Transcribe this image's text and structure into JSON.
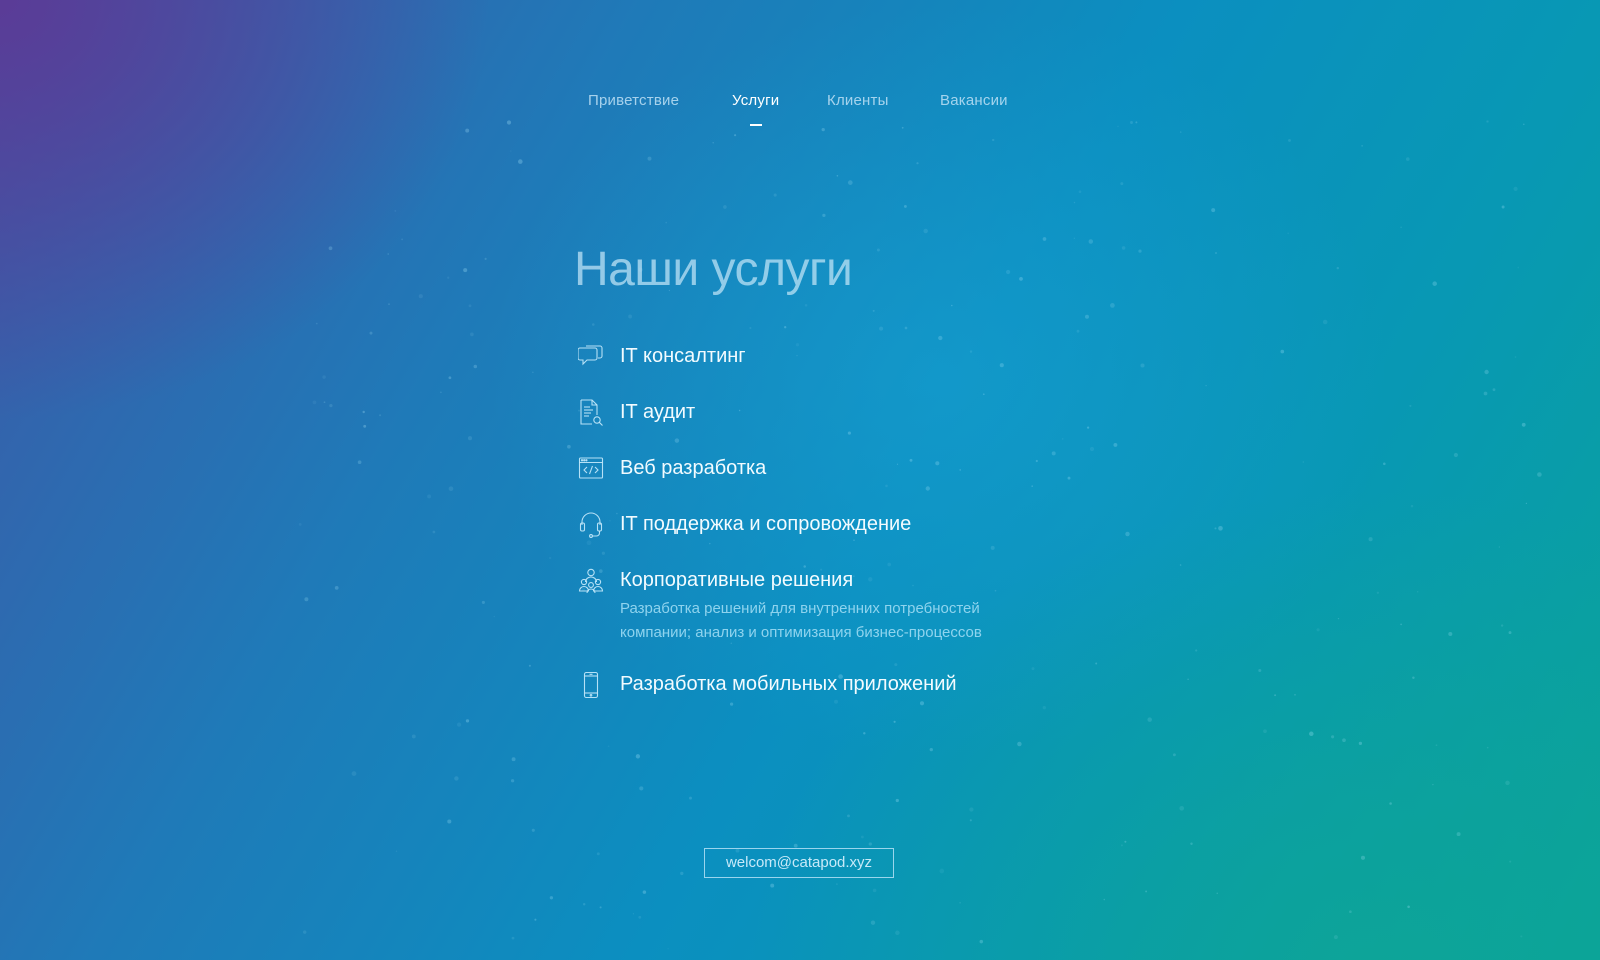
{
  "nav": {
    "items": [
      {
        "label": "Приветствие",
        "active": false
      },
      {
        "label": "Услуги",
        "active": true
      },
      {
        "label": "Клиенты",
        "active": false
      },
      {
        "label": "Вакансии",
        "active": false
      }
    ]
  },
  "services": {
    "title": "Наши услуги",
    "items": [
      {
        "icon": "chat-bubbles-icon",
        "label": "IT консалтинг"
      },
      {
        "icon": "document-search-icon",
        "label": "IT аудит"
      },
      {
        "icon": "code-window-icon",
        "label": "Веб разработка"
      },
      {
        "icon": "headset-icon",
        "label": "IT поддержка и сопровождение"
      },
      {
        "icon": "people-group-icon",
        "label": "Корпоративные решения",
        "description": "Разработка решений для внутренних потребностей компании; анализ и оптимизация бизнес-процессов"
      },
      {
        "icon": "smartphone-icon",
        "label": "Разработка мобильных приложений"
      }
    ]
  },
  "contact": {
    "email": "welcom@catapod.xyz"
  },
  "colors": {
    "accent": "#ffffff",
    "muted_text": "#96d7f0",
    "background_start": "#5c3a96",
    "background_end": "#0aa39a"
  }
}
◇ ◇ ◇ ◇ ◇
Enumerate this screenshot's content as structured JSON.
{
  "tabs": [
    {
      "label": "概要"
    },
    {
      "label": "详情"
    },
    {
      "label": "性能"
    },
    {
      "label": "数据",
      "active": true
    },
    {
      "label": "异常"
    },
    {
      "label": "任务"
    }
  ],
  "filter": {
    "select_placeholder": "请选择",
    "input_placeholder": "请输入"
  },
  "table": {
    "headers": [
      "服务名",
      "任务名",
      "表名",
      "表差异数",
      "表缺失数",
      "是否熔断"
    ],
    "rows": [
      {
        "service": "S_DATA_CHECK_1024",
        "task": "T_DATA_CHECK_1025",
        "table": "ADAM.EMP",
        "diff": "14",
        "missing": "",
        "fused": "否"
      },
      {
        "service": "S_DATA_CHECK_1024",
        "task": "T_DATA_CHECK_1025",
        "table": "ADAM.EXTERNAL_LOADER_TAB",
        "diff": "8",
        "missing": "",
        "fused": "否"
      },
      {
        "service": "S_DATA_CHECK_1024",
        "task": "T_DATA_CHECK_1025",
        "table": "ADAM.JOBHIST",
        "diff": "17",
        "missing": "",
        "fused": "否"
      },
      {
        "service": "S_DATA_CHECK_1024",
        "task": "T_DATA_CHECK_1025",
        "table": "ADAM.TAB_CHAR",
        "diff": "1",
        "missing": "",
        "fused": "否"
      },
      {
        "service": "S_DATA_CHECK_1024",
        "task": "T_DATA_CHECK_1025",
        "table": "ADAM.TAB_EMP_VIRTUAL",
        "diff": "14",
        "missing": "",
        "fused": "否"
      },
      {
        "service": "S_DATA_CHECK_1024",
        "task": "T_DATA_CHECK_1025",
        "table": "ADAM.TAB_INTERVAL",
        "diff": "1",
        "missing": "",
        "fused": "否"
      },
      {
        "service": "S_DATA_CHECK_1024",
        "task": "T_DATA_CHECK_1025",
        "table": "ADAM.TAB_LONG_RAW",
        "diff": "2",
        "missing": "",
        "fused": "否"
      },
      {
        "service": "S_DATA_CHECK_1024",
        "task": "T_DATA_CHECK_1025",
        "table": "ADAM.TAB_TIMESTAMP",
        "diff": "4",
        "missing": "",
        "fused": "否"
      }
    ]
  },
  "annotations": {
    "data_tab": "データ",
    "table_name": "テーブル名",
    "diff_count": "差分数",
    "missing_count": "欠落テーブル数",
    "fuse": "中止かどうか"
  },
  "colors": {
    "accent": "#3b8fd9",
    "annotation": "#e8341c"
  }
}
◇ ◇ ◇ ◇ ◇
_Task_.
List all lines from the entries that include the word "JSON".

_The response_.
Transcribe this image's text and structure into JSON.
Enumerate this screenshot's content as structured JSON.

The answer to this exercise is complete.